## Requirement:
Give the data again, word for word.

## Exercise inputs:
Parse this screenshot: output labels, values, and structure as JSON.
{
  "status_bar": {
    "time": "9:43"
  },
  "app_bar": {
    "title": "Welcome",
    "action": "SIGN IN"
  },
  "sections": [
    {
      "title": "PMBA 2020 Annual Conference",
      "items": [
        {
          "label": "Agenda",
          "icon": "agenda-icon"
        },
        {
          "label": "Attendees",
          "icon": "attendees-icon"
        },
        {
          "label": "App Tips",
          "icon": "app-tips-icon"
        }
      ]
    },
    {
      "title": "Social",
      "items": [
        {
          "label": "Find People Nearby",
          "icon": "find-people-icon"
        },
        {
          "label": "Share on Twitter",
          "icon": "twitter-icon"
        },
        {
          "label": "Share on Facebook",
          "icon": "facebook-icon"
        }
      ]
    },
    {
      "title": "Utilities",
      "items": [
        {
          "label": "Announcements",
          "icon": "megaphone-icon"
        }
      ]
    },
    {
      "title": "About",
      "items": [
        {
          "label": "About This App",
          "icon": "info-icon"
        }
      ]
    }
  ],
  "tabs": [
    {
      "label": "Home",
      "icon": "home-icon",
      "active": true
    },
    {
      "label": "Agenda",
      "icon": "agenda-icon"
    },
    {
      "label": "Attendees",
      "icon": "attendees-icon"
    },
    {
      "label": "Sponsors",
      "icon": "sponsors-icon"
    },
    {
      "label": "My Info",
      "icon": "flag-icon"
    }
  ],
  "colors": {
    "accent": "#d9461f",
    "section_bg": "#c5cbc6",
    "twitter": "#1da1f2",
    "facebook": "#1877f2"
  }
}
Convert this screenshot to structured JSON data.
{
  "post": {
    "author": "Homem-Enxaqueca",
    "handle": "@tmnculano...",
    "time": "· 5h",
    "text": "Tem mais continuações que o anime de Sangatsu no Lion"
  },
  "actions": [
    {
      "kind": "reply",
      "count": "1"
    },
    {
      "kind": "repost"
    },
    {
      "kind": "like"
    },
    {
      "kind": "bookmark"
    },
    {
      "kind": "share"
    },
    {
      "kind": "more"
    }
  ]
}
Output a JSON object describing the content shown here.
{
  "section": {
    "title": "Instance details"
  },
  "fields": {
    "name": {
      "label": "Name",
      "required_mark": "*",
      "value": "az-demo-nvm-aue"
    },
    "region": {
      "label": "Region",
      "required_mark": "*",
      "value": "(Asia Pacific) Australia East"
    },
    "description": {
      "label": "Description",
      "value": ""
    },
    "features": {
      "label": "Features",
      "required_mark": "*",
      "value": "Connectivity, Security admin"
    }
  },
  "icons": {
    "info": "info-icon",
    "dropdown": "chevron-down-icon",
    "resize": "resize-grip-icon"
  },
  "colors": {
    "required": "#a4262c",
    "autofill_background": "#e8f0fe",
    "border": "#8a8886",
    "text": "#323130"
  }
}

## Correct response:
Parse this screenshot: output labels, values, and structure as JSON.
{
  "status_bar": {
    "time": "9:43"
  },
  "app_bar": {
    "title": "Welcome",
    "action": "SIGN IN"
  },
  "sections": [
    {
      "title": "PMBA 2020 Annual Conference",
      "items": [
        {
          "label": "Agenda",
          "icon": "agenda-icon"
        },
        {
          "label": "Attendees",
          "icon": "attendees-icon"
        },
        {
          "label": "App Tips",
          "icon": "app-tips-icon"
        }
      ]
    },
    {
      "title": "Social",
      "items": [
        {
          "label": "Find People Nearby",
          "icon": "find-people-icon"
        },
        {
          "label": "Share on Twitter",
          "icon": "twitter-icon"
        },
        {
          "label": "Share on Facebook",
          "icon": "facebook-icon"
        }
      ]
    },
    {
      "title": "Utilities",
      "items": [
        {
          "label": "Announcements",
          "icon": "megaphone-icon"
        }
      ]
    },
    {
      "title": "About",
      "items": [
        {
          "label": "About This App",
          "icon": "info-icon"
        }
      ]
    }
  ],
  "tabs": [
    {
      "label": "Home",
      "icon": "home-icon",
      "active": true
    },
    {
      "label": "Agenda",
      "icon": "agenda-icon"
    },
    {
      "label": "Attendees",
      "icon": "attendees-icon"
    },
    {
      "label": "Sponsors",
      "icon": "sponsors-icon"
    },
    {
      "label": "My Info",
      "icon": "flag-icon"
    }
  ],
  "colors": {
    "accent": "#d9461f",
    "section_bg": "#c5cbc6",
    "twitter": "#1da1f2",
    "facebook": "#1877f2"
  }
}
Convert this screenshot to structured JSON data.
{
  "post": {
    "author": "Homem-Enxaqueca",
    "handle": "@tmnculano...",
    "time": "· 5h",
    "text": "Tem mais continuações que o anime de Sangatsu no Lion"
  },
  "actions": [
    {
      "kind": "reply",
      "count": "1"
    },
    {
      "kind": "repost"
    },
    {
      "kind": "like"
    },
    {
      "kind": "bookmark"
    },
    {
      "kind": "share"
    },
    {
      "kind": "more"
    }
  ]
}
Output a JSON object describing the content shown here.
{
  "section": {
    "title": "Instance details"
  },
  "fields": {
    "name": {
      "label": "Name",
      "required_mark": "*",
      "value": "az-demo-nvm-aue"
    },
    "region": {
      "label": "Region",
      "required_mark": "*",
      "value": "(Asia Pacific) Australia East"
    },
    "description": {
      "label": "Description",
      "value": ""
    },
    "features": {
      "label": "Features",
      "required_mark": "*",
      "value": "Connectivity, Security admin"
    }
  },
  "icons": {
    "info": "info-icon",
    "dropdown": "chevron-down-icon",
    "resize": "resize-grip-icon"
  },
  "colors": {
    "required": "#a4262c",
    "autofill_background": "#e8f0fe",
    "border": "#8a8886",
    "text": "#323130"
  }
}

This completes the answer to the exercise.